[Start Input for this task]
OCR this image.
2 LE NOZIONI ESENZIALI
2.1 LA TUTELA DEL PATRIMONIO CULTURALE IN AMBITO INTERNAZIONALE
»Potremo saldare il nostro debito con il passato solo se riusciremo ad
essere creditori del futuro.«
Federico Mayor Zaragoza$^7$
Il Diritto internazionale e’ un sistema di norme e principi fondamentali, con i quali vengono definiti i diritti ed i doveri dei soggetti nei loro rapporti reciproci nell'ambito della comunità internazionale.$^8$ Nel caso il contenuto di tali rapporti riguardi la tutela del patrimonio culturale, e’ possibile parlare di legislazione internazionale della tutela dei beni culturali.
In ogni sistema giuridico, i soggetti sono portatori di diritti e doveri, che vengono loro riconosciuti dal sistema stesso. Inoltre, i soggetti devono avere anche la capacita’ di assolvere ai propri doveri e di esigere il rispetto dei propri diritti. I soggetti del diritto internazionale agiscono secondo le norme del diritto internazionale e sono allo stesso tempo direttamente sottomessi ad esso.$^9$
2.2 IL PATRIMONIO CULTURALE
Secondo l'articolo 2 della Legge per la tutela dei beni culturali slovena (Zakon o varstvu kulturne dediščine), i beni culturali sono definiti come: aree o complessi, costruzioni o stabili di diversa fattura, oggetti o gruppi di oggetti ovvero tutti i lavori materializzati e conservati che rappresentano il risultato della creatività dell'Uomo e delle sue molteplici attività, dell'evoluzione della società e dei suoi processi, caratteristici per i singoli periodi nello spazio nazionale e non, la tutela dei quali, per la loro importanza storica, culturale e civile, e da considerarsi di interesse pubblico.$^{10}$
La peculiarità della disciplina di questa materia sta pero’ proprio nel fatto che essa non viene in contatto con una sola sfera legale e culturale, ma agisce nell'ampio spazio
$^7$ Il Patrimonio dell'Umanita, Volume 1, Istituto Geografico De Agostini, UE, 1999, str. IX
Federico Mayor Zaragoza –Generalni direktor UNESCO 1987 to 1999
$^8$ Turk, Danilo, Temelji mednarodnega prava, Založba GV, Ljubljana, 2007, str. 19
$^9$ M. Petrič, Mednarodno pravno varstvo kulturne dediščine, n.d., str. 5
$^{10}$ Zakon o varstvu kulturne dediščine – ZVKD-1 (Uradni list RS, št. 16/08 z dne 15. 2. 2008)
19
[End Input for this task]
### What to do
Retype all the material above precisely, with no line left out.

### Task answer
OCR this image.
2 LE NOZIONI ESENZIALI
2.1 LA TUTELA DEL PATRIMONIO CULTURALE IN AMBITO INTERNAZIONALE
»Potremo saldare il nostro debito con il passato solo se riusciremo ad
essere creditori del futuro.«
Federico Mayor Zaragoza$^7$
Il Diritto internazionale e’ un sistema di norme e principi fondamentali, con i quali vengono definiti i diritti ed i doveri dei soggetti nei loro rapporti reciproci nell'ambito della comunità internazionale.$^8$ Nel caso il contenuto di tali rapporti riguardi la tutela del patrimonio culturale, e’ possibile parlare di legislazione internazionale della tutela dei beni culturali.
In ogni sistema giuridico, i soggetti sono portatori di diritti e doveri, che vengono loro riconosciuti dal sistema stesso. Inoltre, i soggetti devono avere anche la capacita’ di assolvere ai propri doveri e di esigere il rispetto dei propri diritti. I soggetti del diritto internazionale agiscono secondo le norme del diritto internazionale e sono allo stesso tempo direttamente sottomessi ad esso.$^9$
2.2 IL PATRIMONIO CULTURALE
Secondo l'articolo 2 della Legge per la tutela dei beni culturali slovena (Zakon o varstvu kulturne dediščine), i beni culturali sono definiti come: aree o complessi, costruzioni o stabili di diversa fattura, oggetti o gruppi di oggetti ovvero tutti i lavori materializzati e conservati che rappresentano il risultato della creatività dell'Uomo e delle sue molteplici attività, dell'evoluzione della società e dei suoi processi, caratteristici per i singoli periodi nello spazio nazionale e non, la tutela dei quali, per la loro importanza storica, culturale e civile, e da considerarsi di interesse pubblico.$^{10}$
La peculiarità della disciplina di questa materia sta pero’ proprio nel fatto che essa non viene in contatto con una sola sfera legale e culturale, ma agisce nell'ampio spazio
$^7$ Il Patrimonio dell'Umanita, Volume 1, Istituto Geografico De Agostini, UE, 1999, str. IX
Federico Mayor Zaragoza –Generalni direktor UNESCO 1987 to 1999
$^8$ Turk, Danilo, Temelji mednarodnega prava, Založba GV, Ljubljana, 2007, str. 19
$^9$ M. Petrič, Mednarodno pravno varstvo kulturne dediščine, n.d., str. 5
$^{10}$ Zakon o varstvu kulturne dediščine – ZVKD-1 (Uradni list RS, št. 16/08 z dne 15. 2. 2008)
19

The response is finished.